------ Data for this exercise ------

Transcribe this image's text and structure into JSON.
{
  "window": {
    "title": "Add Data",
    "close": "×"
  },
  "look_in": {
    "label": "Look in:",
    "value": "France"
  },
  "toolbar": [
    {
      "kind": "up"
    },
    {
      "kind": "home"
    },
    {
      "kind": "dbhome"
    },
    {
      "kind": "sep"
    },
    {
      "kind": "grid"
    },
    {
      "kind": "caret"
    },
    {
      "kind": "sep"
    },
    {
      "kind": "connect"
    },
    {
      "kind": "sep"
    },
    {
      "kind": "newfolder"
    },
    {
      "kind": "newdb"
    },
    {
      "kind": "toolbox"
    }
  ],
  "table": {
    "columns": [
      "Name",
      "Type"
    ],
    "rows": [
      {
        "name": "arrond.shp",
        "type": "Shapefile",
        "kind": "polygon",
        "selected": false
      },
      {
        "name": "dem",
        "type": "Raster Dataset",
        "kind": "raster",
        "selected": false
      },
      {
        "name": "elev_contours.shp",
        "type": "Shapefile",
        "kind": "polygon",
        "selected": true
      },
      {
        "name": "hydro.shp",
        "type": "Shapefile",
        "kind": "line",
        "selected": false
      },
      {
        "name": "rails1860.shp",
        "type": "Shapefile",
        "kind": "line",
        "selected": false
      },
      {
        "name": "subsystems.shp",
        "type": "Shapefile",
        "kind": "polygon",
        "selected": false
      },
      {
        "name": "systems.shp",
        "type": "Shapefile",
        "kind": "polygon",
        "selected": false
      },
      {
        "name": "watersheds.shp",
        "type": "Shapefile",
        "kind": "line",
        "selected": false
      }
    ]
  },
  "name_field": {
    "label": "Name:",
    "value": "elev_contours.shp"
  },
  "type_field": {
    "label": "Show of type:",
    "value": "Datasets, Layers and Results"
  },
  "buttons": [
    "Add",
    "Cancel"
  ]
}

------

**What is asked**:
Out of the preceding entries, pull every line containing the string "value".

**Result**:
    "value": "France"
    "value": "elev_contours.shp"
    "value": "Datasets, Layers and Results"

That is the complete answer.